Data records
- - - -
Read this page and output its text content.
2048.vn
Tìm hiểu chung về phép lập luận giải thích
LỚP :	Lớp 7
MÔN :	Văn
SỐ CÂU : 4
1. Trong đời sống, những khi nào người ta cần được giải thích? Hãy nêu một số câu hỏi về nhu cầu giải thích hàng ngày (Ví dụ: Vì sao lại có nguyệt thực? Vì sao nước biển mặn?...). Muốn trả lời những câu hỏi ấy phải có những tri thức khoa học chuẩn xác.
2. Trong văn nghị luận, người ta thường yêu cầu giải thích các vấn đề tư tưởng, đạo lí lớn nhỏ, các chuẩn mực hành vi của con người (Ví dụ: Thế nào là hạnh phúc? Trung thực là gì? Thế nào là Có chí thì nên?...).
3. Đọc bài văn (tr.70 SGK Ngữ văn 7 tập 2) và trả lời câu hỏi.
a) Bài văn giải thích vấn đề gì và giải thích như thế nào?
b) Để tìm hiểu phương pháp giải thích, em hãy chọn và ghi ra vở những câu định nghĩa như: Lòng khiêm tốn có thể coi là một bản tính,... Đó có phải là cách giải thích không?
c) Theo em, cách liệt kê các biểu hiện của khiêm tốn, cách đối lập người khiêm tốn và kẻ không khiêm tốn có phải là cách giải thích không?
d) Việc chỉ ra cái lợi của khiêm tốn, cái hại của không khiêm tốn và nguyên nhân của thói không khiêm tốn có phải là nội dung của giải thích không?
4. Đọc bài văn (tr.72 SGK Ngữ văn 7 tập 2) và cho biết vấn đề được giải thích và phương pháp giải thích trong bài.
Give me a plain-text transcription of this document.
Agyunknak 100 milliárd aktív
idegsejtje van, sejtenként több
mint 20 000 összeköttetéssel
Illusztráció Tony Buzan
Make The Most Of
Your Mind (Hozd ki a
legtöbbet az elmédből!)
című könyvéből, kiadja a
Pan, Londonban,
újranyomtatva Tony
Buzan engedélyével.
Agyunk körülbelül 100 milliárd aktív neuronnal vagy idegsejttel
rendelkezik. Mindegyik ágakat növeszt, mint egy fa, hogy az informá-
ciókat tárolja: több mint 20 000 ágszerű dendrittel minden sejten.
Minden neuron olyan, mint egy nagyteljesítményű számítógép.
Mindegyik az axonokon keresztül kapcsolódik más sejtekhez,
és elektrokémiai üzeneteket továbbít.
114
- - - -
▶ **WHAT YOU ARE ASKED TO DO**: In the entries above, count each line holding "Tony" and report the total and nothing more.

▶ **EXERCISE OUTPUT**: 2